### Problem statement
Note each line that includes the word "JSON". Copy those lines.

### Provided data
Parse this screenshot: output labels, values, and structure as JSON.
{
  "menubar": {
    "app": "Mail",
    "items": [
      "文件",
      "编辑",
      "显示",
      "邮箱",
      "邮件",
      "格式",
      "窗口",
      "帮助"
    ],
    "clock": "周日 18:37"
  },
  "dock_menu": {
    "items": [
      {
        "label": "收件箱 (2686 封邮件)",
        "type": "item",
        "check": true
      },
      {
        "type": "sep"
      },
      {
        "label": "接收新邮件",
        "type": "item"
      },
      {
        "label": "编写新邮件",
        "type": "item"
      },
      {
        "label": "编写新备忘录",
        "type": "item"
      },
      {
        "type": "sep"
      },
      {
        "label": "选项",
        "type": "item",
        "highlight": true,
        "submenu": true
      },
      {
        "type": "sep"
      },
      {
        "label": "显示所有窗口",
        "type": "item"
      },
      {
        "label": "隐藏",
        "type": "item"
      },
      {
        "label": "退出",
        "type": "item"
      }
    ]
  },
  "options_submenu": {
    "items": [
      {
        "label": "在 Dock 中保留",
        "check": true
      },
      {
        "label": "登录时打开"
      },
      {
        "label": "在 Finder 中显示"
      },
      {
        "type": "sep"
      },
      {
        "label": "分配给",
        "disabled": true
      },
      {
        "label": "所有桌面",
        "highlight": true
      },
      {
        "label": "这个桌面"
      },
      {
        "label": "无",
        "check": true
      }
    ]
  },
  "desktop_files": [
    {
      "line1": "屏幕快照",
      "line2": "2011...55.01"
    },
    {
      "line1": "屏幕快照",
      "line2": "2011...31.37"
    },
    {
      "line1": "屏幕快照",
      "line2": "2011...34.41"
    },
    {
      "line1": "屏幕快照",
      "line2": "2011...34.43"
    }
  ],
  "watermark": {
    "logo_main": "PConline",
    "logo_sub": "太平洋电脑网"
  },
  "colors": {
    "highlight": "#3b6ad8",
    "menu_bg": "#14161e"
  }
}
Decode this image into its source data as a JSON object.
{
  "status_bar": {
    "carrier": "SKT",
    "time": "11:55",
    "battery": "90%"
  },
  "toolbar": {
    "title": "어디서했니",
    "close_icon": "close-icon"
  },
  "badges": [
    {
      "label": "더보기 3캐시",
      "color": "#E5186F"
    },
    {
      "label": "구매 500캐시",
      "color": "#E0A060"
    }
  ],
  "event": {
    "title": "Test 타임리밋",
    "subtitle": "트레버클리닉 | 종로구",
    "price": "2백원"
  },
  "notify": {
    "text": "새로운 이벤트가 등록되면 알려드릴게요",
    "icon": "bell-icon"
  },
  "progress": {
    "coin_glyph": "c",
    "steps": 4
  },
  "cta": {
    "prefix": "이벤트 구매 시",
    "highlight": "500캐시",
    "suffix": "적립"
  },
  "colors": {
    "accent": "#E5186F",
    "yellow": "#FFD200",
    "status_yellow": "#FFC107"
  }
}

### Answer to this exercise
Parse this screenshot: output labels, values, and structure as JSON.
Decode this image into its source data as a JSON object.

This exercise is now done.